In the material below, count the lines with the word "background" and state that number only.

—————

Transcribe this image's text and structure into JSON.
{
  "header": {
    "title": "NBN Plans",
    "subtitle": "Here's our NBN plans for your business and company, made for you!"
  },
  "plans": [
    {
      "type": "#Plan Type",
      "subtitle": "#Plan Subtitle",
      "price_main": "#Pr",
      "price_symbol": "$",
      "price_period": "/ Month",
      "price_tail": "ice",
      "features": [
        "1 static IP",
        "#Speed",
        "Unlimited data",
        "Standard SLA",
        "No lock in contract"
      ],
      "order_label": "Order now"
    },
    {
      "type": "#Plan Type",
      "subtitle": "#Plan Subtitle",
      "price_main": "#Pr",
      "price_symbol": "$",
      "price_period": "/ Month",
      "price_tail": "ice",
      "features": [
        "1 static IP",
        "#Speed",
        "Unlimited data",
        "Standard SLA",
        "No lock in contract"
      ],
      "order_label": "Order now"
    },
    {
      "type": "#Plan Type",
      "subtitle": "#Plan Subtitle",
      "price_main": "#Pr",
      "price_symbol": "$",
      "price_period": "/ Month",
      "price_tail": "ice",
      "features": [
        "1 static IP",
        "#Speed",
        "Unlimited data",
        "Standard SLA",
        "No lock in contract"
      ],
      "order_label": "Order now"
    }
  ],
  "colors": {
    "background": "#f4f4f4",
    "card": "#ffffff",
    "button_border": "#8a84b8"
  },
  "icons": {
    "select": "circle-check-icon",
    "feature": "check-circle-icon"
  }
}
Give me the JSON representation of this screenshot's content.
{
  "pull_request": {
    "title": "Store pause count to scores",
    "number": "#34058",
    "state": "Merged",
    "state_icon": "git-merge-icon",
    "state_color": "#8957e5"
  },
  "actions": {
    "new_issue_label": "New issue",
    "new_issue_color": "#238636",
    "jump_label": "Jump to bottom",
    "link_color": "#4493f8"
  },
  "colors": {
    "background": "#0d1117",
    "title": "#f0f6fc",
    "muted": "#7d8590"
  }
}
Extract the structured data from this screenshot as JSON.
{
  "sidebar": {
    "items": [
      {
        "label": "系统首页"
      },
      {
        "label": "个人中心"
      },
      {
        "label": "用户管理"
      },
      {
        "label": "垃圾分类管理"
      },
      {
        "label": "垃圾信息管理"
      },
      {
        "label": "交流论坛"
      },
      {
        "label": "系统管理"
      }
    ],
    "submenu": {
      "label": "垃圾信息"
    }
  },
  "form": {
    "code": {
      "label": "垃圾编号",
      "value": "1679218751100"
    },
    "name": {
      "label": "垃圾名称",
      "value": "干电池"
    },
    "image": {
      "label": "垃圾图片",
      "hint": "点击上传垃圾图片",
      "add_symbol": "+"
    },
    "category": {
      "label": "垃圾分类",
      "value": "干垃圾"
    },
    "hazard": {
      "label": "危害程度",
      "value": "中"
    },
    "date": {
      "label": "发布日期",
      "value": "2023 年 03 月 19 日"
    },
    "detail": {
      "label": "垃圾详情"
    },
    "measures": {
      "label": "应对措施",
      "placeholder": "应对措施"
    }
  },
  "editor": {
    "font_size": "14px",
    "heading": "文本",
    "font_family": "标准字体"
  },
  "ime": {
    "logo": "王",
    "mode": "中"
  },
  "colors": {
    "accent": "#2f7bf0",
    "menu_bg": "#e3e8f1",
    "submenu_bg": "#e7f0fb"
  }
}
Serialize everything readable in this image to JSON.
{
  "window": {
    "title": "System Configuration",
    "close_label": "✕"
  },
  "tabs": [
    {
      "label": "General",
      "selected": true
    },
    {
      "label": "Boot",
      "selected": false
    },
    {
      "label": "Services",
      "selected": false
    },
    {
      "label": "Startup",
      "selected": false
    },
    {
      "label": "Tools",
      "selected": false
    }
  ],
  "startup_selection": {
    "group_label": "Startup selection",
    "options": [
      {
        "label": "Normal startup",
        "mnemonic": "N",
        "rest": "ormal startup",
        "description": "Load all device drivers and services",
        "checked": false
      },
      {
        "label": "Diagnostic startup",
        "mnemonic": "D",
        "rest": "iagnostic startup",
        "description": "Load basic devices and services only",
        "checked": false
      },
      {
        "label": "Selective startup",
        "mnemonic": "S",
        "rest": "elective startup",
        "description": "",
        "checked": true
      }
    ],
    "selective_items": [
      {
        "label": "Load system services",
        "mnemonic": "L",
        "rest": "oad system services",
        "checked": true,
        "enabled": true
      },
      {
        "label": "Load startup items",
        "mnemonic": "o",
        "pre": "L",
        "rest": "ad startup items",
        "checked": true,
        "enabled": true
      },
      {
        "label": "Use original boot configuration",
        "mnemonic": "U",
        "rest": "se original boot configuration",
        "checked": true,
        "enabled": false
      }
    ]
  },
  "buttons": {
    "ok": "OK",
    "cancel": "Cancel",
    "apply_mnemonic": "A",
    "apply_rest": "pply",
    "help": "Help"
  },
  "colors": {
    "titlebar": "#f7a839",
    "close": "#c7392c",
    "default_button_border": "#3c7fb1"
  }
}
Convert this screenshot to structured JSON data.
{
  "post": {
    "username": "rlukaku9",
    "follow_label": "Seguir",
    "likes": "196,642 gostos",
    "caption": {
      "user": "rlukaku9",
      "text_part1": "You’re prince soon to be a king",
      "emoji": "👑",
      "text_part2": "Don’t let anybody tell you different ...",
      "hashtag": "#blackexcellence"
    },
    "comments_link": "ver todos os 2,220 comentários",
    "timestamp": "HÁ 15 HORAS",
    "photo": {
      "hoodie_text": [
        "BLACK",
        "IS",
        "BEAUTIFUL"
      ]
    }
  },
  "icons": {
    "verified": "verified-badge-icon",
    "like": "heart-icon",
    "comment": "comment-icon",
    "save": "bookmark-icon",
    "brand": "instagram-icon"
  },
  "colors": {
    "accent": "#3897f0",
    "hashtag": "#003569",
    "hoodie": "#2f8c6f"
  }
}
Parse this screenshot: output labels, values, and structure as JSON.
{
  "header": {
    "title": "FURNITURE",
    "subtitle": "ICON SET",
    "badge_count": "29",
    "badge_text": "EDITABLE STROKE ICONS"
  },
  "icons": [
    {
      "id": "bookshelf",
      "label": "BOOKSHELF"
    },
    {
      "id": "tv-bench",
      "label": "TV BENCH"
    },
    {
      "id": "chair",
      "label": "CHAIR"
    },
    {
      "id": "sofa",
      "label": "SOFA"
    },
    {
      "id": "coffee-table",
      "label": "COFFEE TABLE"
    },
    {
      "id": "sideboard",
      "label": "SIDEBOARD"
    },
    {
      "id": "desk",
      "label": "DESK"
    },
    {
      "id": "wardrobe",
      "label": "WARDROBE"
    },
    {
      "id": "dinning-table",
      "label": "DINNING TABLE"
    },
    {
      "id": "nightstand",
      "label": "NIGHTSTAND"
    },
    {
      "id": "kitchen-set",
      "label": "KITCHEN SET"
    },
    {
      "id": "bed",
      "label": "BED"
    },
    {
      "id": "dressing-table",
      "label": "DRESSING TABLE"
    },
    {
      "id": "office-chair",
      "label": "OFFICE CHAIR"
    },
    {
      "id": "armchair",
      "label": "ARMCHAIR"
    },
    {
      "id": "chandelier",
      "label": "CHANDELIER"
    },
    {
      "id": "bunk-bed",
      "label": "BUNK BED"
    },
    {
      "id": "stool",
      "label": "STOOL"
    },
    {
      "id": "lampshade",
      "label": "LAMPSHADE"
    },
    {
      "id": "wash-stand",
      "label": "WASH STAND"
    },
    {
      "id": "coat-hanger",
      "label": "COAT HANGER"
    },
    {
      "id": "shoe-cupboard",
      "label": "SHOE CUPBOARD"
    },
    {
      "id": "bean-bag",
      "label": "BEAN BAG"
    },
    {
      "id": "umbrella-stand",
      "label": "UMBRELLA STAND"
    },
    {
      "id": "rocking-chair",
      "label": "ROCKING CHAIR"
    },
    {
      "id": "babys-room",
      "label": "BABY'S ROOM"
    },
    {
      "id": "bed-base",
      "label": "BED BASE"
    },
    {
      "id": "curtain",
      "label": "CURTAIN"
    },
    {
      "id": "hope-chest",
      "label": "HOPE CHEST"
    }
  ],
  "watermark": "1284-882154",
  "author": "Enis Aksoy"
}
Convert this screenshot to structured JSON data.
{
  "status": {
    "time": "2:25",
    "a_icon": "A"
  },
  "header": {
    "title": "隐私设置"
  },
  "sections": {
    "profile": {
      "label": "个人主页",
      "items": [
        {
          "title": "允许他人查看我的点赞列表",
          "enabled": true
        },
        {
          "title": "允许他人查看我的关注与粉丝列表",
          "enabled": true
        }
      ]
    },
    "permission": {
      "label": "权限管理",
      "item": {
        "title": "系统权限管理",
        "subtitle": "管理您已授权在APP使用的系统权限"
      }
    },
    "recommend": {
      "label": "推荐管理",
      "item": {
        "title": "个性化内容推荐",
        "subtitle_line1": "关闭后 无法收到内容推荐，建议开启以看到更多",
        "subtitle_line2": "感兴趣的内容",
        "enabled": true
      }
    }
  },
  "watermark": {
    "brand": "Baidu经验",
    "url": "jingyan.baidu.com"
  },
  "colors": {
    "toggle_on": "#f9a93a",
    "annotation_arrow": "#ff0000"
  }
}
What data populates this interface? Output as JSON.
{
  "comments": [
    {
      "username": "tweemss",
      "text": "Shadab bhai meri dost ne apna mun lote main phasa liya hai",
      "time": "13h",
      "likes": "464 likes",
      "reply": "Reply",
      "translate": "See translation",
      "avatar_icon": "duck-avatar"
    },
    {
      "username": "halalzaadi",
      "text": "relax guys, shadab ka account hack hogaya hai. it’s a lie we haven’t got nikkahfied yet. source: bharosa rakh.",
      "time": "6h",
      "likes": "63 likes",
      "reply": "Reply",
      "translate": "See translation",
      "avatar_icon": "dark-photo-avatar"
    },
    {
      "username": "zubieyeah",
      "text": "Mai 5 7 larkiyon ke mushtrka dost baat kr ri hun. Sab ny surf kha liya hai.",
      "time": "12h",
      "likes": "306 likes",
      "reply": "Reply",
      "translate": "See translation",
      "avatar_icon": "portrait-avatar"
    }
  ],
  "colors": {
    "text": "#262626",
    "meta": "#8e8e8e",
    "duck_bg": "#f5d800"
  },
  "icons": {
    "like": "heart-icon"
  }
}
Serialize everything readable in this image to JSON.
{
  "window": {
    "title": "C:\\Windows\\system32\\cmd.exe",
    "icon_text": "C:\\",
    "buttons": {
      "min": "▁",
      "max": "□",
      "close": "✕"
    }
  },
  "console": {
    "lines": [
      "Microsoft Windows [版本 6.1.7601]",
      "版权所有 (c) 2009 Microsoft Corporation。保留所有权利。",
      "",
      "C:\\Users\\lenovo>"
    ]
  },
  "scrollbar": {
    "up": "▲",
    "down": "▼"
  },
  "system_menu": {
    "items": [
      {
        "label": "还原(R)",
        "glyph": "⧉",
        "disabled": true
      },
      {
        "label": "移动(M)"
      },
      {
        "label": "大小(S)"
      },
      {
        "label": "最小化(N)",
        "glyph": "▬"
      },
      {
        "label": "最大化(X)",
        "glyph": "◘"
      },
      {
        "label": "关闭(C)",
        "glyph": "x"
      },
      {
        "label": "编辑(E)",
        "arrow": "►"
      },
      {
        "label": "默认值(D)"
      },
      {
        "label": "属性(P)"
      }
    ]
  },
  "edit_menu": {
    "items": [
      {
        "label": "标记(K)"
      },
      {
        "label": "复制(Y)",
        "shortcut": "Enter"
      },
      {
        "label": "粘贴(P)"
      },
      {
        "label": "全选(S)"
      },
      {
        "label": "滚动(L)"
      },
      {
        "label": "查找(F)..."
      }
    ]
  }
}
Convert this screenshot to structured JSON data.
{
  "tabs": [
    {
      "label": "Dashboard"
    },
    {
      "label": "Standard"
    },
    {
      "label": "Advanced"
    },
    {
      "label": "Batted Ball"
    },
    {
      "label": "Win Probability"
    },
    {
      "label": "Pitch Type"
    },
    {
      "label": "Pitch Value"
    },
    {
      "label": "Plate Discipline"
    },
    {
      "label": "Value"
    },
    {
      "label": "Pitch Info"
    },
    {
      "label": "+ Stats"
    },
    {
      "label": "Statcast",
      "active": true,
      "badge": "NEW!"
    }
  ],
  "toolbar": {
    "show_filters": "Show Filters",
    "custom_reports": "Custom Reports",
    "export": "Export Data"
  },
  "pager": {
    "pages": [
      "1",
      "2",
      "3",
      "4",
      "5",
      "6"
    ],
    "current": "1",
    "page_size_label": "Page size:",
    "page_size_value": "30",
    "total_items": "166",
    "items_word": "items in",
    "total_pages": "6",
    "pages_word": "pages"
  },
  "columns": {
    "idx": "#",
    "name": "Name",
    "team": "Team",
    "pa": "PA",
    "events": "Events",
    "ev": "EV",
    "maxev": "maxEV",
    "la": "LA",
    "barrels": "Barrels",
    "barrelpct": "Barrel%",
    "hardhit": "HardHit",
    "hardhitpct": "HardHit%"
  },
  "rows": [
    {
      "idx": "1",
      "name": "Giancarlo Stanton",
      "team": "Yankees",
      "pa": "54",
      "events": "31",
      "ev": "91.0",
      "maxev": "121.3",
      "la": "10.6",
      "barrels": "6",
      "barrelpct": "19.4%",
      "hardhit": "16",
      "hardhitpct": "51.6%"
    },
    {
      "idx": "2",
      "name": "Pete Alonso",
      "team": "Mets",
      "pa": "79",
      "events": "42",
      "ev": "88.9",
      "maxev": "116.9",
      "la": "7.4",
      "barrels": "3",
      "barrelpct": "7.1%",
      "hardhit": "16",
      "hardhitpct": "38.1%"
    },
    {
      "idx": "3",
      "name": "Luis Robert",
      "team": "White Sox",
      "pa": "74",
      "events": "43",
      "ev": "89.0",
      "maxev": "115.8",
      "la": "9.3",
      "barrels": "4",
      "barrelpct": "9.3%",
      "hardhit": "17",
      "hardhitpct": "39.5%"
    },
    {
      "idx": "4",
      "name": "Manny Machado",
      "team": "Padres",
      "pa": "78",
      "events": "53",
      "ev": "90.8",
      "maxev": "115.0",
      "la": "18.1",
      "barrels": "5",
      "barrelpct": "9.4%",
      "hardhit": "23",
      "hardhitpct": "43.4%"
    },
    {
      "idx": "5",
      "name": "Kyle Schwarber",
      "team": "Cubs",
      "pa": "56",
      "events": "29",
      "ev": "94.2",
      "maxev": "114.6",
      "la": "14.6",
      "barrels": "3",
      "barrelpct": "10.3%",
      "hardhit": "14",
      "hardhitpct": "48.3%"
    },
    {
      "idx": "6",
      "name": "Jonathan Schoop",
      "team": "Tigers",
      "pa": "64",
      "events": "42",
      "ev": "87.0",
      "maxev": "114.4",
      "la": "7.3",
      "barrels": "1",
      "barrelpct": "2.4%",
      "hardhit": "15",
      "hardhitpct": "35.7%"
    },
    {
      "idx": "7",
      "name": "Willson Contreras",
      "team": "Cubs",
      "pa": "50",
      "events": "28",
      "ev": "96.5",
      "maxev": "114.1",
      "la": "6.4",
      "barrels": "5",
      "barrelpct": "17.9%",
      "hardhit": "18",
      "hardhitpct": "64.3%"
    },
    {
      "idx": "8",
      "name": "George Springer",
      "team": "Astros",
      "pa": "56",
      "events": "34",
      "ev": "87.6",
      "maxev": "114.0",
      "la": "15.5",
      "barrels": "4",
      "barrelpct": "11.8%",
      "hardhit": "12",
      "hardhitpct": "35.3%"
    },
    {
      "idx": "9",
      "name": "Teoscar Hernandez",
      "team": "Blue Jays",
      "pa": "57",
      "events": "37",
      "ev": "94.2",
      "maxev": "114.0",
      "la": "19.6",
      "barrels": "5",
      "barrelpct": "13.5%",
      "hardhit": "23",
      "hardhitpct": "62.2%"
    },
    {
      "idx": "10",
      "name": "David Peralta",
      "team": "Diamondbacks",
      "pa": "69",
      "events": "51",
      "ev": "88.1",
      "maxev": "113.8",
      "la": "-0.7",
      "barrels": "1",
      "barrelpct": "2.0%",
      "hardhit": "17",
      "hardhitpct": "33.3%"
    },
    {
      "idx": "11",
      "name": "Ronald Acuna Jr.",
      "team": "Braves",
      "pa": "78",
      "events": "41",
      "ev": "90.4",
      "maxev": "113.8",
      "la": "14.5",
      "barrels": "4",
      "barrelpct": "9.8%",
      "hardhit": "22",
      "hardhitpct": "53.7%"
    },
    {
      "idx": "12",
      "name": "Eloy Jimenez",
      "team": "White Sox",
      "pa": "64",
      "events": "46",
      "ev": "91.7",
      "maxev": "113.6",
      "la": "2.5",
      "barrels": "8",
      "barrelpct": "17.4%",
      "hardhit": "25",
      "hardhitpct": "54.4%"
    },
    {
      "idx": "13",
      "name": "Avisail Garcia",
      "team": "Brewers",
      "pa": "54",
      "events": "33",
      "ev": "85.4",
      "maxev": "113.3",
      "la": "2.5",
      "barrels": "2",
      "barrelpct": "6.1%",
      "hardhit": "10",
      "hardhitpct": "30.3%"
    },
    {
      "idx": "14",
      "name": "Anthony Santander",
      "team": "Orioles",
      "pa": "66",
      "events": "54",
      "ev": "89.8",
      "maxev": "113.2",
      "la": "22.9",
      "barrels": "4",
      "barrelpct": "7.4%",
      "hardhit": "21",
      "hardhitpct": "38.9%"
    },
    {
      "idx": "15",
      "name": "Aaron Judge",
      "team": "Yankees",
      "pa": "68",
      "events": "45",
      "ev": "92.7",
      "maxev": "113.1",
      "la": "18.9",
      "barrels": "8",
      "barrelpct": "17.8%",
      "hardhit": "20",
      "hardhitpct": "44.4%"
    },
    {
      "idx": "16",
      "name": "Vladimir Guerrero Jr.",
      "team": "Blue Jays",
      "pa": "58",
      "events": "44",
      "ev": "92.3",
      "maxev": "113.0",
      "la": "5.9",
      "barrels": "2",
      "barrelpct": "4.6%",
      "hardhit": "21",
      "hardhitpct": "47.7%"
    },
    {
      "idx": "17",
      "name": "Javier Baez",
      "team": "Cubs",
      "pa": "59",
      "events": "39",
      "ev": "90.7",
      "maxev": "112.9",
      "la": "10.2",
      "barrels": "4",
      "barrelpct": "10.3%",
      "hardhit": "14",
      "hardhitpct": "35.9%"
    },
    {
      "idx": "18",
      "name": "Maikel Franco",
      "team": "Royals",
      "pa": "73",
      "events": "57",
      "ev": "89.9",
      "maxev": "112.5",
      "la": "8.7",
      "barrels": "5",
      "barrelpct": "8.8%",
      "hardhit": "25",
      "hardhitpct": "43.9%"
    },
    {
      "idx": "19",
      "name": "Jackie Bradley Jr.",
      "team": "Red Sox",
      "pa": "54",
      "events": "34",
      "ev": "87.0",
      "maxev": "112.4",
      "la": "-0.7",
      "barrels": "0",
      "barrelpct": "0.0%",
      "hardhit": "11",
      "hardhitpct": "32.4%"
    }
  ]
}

—————

THE ANSWER:
2